Pull every line containing "xlabel" out of the material below.

» **DATASET EXCERPTS**
---

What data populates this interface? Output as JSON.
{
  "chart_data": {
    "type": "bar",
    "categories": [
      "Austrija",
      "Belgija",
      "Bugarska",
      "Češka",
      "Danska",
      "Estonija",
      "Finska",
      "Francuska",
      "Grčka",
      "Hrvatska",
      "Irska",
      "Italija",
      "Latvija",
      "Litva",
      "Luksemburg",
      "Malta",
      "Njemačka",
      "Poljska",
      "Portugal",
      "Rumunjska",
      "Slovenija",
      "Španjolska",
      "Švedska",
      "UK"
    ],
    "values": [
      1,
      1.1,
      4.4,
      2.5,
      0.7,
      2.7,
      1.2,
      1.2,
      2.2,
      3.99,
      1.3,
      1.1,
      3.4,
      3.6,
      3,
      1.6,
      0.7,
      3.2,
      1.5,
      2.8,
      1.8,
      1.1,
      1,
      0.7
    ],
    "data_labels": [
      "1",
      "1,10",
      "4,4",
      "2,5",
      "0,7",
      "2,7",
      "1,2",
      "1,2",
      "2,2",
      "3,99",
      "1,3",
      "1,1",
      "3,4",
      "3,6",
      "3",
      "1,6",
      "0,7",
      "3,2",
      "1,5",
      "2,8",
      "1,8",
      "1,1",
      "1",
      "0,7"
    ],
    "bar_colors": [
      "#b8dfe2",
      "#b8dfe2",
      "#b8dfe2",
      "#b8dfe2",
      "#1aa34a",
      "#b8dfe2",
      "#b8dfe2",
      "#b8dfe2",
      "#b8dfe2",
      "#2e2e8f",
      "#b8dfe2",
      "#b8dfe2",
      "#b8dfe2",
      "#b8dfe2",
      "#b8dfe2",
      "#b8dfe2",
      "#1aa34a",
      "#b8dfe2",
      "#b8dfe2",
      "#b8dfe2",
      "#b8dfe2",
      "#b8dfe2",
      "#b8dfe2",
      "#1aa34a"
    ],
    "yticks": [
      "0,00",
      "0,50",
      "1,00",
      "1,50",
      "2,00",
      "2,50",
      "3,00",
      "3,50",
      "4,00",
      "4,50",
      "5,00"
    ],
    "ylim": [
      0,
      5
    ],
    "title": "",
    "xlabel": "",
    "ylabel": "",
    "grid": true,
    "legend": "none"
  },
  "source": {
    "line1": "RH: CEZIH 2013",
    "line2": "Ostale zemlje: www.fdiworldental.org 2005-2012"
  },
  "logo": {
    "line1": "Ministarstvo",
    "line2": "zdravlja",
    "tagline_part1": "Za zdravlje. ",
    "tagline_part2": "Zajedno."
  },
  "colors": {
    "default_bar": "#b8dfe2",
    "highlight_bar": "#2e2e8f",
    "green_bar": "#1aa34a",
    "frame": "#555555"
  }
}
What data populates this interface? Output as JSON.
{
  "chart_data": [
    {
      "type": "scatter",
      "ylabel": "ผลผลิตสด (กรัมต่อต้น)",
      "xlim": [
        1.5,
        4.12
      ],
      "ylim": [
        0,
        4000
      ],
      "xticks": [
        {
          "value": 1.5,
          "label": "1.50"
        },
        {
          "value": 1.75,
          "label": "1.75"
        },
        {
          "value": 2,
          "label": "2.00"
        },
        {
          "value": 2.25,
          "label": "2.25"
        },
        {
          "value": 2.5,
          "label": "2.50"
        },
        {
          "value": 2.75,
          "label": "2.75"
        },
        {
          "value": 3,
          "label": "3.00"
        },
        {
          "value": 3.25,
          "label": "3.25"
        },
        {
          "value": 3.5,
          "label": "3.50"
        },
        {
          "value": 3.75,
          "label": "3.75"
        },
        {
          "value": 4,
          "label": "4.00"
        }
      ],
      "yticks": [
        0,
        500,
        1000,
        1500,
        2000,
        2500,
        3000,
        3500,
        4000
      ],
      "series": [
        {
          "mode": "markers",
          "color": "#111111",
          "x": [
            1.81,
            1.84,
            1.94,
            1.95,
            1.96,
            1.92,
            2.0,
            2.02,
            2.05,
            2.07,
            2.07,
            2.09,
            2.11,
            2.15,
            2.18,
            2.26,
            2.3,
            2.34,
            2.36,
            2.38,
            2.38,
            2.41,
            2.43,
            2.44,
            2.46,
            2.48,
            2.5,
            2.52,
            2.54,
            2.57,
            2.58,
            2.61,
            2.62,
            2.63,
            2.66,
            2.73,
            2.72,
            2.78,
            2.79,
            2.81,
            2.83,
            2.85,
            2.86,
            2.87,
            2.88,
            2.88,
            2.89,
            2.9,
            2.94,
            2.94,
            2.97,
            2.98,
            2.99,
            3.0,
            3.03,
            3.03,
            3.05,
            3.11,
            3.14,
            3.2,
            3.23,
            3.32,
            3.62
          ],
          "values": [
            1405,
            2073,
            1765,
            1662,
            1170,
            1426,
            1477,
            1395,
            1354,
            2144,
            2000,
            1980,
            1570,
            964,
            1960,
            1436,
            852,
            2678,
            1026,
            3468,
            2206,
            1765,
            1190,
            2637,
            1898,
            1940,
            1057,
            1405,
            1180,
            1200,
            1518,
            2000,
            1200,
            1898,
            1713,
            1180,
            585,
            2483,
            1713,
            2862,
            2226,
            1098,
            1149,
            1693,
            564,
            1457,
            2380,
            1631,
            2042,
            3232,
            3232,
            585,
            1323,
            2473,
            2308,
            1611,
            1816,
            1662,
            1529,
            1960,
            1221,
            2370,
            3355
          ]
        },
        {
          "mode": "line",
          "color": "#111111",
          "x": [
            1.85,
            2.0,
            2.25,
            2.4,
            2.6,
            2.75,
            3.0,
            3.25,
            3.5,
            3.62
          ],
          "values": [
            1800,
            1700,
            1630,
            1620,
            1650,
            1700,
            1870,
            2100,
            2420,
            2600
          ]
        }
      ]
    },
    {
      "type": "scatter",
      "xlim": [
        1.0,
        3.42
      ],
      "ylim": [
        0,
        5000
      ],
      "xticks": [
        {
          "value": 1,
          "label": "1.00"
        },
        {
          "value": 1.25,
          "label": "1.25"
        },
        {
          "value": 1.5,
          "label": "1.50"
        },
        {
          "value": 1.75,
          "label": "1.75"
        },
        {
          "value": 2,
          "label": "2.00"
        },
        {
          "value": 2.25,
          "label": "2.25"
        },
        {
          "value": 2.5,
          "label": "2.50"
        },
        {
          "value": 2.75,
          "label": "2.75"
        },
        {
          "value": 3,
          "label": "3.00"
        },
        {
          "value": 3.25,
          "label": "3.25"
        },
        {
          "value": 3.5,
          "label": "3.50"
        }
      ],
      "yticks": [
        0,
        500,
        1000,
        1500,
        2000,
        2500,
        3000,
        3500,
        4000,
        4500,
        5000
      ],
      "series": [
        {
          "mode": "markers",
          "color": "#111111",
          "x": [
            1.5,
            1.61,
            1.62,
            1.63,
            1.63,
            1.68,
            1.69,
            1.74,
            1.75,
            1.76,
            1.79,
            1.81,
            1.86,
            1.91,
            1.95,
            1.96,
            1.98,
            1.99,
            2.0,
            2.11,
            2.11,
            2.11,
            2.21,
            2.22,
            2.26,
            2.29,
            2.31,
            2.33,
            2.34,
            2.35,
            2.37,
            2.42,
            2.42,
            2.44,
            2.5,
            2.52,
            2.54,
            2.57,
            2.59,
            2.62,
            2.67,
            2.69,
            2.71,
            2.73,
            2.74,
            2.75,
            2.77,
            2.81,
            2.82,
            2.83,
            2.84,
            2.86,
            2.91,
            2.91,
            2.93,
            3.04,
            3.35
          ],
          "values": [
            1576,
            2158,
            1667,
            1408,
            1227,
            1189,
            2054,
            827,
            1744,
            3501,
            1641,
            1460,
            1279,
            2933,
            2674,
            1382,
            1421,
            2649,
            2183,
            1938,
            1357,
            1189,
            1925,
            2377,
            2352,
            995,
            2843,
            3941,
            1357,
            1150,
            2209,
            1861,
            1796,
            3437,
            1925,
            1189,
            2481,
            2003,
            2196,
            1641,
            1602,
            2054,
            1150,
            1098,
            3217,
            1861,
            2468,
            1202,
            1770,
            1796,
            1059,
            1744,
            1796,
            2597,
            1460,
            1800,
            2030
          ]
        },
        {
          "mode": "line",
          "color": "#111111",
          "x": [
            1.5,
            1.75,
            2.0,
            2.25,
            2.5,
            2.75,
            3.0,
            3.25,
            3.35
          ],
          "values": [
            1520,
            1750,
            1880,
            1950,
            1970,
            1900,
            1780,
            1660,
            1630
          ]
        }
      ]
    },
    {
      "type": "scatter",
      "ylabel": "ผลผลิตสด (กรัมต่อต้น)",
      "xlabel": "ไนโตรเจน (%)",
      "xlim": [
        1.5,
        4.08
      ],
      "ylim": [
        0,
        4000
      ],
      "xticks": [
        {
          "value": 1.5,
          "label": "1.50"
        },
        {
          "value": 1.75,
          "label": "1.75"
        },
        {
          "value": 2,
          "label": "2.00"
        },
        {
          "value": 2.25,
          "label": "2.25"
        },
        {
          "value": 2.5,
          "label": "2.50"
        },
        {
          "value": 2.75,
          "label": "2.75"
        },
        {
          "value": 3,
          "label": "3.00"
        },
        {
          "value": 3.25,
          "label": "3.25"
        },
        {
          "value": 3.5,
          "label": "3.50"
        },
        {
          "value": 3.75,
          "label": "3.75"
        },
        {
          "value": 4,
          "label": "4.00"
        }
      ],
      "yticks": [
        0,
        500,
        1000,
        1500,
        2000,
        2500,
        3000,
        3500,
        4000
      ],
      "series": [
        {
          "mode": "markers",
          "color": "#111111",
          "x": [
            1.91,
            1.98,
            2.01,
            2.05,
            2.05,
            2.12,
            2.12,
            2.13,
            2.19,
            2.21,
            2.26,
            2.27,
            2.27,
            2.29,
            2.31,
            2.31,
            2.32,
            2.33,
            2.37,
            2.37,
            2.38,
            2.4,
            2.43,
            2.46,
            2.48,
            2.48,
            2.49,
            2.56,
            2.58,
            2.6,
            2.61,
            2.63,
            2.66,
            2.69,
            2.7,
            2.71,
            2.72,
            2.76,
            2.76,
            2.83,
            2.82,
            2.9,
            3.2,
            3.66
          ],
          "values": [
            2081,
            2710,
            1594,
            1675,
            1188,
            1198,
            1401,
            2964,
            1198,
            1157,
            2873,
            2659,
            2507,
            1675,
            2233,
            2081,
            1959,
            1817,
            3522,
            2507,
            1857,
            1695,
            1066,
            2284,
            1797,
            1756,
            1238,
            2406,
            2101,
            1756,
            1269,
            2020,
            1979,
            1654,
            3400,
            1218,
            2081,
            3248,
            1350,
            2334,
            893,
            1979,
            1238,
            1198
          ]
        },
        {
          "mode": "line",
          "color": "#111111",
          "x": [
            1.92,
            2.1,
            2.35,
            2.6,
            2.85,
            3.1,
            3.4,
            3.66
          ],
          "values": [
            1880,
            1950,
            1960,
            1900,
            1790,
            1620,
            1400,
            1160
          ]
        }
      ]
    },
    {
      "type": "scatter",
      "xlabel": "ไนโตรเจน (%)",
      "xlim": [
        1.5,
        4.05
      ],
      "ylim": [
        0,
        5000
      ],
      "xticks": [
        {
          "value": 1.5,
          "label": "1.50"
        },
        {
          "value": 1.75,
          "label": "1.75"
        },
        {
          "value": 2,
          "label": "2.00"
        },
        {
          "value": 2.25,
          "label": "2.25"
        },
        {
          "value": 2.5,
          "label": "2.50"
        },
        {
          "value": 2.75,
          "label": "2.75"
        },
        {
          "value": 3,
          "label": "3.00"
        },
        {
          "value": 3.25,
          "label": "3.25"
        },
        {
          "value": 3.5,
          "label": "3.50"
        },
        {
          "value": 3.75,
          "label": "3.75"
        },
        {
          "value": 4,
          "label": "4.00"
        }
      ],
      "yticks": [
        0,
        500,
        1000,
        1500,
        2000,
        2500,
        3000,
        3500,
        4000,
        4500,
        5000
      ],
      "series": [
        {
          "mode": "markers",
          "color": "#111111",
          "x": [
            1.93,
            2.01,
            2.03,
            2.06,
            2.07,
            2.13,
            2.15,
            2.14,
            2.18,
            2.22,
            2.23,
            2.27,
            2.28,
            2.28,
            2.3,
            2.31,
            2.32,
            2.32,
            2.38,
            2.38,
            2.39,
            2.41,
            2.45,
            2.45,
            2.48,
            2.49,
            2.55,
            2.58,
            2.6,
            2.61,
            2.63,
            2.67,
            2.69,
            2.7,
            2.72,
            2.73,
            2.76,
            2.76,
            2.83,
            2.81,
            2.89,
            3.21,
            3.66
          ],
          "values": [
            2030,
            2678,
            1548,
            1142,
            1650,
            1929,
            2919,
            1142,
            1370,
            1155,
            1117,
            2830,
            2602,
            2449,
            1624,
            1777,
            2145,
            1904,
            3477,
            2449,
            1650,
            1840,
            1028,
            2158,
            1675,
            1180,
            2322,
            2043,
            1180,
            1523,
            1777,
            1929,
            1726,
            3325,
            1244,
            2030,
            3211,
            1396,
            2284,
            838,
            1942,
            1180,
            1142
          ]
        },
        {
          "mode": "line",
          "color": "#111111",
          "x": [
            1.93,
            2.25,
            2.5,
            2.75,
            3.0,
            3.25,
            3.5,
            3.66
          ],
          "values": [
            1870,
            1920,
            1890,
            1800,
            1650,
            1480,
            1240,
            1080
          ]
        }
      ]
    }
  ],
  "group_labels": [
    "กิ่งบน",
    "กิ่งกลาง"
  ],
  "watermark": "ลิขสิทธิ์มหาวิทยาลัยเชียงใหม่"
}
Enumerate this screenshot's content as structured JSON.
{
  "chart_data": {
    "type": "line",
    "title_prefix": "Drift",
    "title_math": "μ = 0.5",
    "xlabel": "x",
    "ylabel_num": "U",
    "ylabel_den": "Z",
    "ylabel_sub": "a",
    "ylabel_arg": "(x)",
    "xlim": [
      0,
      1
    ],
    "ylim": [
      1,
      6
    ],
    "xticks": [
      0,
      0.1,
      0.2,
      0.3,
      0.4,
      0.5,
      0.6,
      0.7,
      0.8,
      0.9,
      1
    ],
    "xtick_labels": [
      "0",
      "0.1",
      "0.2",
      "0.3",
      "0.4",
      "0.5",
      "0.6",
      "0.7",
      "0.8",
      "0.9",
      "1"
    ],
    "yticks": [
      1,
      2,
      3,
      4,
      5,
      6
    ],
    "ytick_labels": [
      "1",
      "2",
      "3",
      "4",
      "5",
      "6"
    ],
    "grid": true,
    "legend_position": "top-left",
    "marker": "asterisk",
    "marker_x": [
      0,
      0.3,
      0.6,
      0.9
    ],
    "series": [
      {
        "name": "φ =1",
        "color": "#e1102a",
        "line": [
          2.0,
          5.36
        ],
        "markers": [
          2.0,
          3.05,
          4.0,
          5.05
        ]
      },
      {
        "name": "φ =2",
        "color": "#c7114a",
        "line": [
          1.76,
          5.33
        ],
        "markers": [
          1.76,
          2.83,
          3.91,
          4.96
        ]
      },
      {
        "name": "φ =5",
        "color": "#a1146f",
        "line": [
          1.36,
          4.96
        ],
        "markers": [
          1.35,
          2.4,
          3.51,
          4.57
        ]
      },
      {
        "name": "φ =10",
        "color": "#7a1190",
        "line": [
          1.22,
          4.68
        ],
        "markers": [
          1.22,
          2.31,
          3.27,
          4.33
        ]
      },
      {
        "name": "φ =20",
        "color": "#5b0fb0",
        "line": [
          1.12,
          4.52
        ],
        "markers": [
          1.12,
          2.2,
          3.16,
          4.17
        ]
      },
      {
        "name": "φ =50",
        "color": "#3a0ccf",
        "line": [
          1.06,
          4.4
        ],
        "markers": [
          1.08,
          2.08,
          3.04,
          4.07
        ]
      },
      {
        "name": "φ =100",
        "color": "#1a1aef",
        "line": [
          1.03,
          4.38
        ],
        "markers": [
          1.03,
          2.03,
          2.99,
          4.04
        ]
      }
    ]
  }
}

---

» **EXERCISE OUTPUT**
    "xlabel": "",
      "xlabel": "ไนโตรเจน (%)",
      "xlabel": "ไนโตรเจน (%)",
    "xlabel": "x",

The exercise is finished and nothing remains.